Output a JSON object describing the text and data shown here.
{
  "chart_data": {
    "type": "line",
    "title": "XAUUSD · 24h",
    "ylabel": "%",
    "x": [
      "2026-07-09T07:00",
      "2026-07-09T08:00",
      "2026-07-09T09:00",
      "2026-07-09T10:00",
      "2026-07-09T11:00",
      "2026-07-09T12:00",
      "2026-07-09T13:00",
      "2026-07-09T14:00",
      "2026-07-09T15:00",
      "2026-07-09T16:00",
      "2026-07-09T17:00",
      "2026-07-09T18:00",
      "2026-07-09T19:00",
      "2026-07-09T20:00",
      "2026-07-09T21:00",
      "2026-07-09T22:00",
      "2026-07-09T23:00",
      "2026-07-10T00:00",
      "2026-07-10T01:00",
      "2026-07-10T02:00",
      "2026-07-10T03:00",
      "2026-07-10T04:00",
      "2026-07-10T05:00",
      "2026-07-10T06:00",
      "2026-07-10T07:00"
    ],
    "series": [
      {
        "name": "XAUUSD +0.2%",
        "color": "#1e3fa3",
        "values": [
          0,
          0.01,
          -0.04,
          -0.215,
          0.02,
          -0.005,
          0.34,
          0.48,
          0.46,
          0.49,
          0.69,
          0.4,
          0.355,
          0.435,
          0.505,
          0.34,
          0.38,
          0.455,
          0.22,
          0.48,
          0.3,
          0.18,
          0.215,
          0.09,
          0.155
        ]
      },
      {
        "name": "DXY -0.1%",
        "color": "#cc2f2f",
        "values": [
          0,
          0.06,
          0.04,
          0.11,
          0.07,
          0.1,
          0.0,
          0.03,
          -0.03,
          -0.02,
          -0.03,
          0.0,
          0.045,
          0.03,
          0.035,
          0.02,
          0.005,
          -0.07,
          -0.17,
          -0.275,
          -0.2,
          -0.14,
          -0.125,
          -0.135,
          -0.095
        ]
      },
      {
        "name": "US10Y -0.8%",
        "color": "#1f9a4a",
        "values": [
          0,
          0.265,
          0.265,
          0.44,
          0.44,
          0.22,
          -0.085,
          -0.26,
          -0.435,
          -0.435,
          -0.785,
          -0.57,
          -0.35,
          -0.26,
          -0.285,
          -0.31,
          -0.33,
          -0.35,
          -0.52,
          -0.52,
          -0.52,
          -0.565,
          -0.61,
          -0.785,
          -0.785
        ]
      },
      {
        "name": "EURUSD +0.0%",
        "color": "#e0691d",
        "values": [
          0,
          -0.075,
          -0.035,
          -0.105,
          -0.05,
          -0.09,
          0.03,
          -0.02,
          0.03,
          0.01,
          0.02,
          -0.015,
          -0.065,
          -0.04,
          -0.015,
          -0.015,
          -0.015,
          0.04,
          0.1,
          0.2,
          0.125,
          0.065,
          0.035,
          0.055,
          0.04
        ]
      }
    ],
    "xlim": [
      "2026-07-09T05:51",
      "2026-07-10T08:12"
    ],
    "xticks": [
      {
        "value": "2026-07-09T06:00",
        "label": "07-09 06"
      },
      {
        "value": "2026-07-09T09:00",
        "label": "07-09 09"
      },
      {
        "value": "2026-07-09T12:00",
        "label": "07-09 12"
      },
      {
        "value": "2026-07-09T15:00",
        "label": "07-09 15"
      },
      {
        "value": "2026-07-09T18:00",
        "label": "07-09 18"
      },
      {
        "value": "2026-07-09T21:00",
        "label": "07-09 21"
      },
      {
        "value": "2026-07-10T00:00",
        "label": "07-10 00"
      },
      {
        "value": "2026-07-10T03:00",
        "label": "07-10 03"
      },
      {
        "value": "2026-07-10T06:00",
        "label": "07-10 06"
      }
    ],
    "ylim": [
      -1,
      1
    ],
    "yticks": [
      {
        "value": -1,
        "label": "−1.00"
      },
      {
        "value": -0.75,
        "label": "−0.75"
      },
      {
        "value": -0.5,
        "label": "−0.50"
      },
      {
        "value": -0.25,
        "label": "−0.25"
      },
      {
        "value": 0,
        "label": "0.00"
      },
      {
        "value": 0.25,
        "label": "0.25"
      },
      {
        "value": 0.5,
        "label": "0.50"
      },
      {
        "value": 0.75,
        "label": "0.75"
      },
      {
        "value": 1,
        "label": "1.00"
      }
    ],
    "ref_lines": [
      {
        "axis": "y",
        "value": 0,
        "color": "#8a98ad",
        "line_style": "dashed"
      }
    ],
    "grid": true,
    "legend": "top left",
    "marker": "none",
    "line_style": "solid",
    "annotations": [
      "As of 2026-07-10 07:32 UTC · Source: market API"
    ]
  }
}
★ ★ ★ ★ ★
INSTRUCTION → Copy out all lines that carry the word "name".

FULL ANSWER →
        "name": "XAUUSD +0.2%",
        "name": "DXY -0.1%",
        "name": "US10Y -0.8%",
        "name": "EURUSD +0.0%",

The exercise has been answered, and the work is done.